◆ **DATA FOR THE TASK**:
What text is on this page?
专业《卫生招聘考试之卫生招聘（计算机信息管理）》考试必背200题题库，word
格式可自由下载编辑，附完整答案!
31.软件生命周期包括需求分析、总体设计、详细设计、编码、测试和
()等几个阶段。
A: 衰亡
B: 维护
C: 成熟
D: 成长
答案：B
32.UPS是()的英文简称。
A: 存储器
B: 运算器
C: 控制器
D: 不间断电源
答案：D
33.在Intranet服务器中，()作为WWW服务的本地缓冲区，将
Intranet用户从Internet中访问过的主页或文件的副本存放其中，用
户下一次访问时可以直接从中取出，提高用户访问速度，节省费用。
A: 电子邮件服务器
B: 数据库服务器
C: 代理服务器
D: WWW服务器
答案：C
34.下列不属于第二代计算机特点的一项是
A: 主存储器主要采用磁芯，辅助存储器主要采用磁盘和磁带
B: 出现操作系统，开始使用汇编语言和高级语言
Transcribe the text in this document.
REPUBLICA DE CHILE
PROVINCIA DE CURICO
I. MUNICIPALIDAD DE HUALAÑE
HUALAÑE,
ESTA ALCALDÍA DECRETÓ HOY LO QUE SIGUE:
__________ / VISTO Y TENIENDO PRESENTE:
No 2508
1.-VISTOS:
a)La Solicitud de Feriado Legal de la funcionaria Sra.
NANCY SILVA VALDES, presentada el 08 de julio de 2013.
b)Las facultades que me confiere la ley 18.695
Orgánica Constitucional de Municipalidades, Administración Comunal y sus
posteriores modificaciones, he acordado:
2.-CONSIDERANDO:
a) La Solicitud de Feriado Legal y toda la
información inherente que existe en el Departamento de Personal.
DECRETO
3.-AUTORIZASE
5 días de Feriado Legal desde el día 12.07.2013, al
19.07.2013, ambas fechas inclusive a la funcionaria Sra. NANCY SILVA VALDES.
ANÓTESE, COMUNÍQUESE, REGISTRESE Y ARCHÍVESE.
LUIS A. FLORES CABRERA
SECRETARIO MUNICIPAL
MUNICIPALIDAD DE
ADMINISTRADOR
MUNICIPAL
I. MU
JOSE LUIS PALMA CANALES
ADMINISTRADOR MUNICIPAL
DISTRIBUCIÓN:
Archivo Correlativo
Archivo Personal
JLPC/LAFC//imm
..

◆ **WRITTEN REQUEST**: Collect from the data above every line that includes "Personal".

◆ **REPLY**:
información inherente que existe en el Departamento de Personal.
Archivo Personal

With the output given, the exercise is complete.